### Goal of the exercise
Below is a block of records; return all of them exactly, but without the images.

[Records contained in a dataset]
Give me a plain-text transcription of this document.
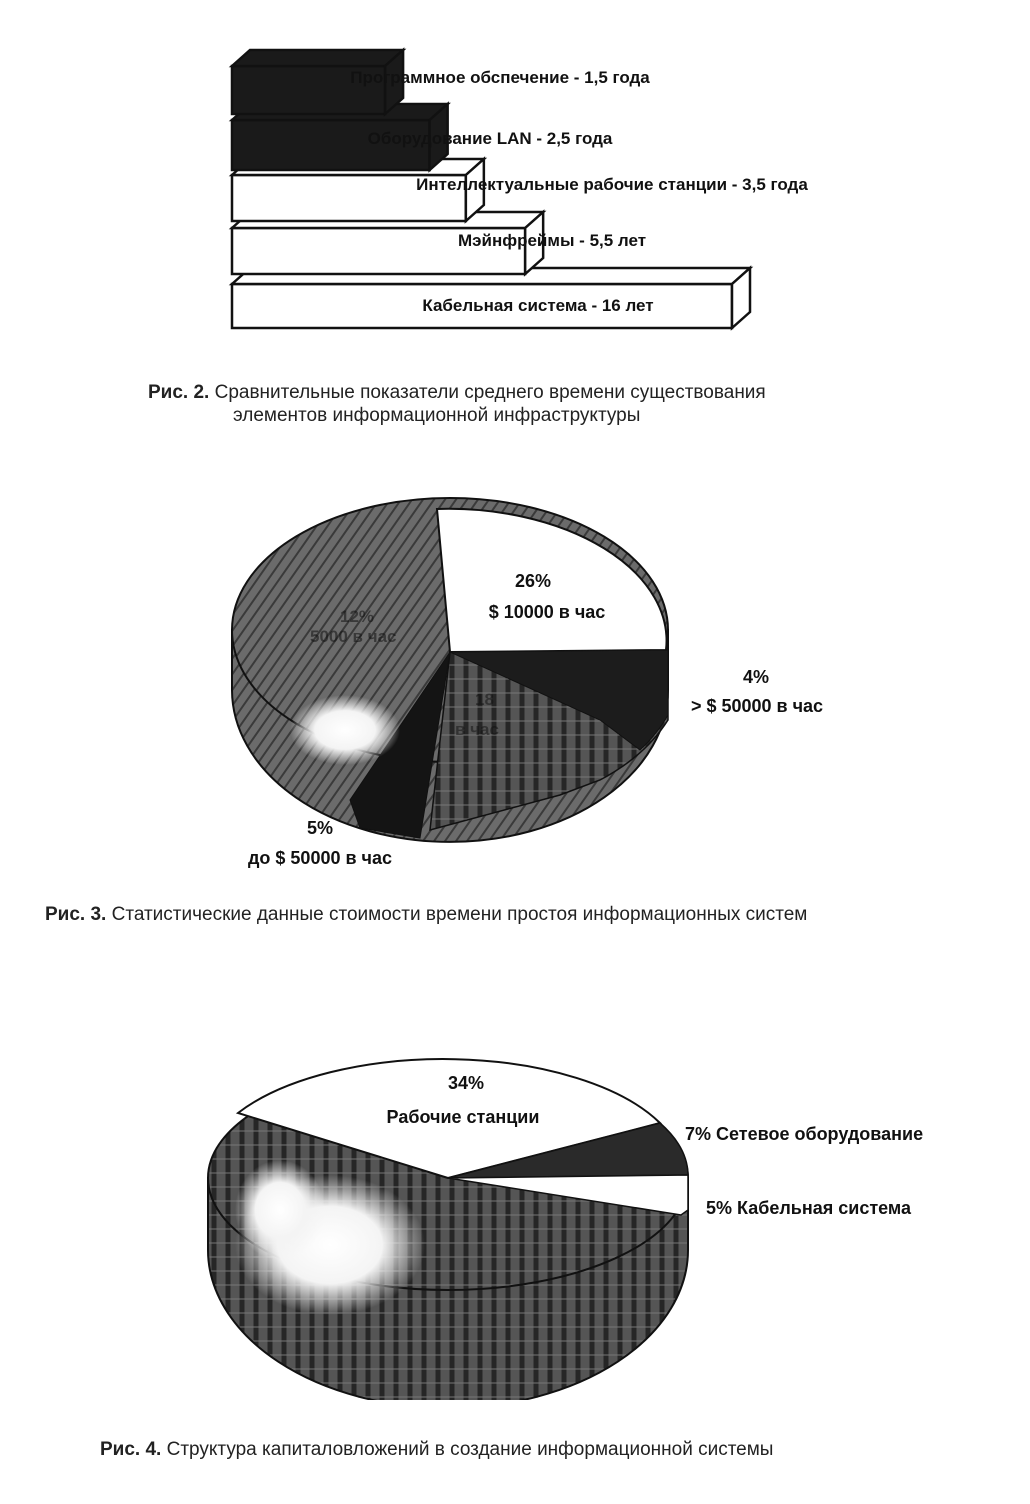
Кабельная система - 16 лет
Мэйнфреймы - 5,5 лет
Интеллектуальные рабочие станции - 3,5 года
Оборудование LAN - 2,5 года
Программное обспечение - 1,5 года
Рис. 2. Сравнительные показатели среднего времени существования
элементов информационной инфраструктуры
12%
5000 в час
18
в час
26%
$ 10000 в час
4%
> $ 50000 в час
5%
до $ 50000 в час
Рис. 3. Статистические данные стоимости времени простоя информационных систем
34%
Рабочие станции
7% Сетевое оборудование
5% Кабельная система
Рис. 4. Структура капиталовложений в создание информационной системы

### Answer below
Give me a plain-text transcription of this document.
Кабельная система - 16 лет
Мэйнфреймы - 5,5 лет
Интеллектуальные рабочие станции - 3,5 года
Оборудование LAN - 2,5 года
Программное обспечение - 1,5 года
Рис. 2. Сравнительные показатели среднего времени существования
элементов информационной инфраструктуры
12%
5000 в час
18
в час
26%
$ 10000 в час
4%
> $ 50000 в час
5%
до $ 50000 в час
Рис. 3. Статистические данные стоимости времени простоя информационных систем
34%
Рабочие станции
7% Сетевое оборудование
5% Кабельная система
Рис. 4. Структура капиталовложений в создание информационной системы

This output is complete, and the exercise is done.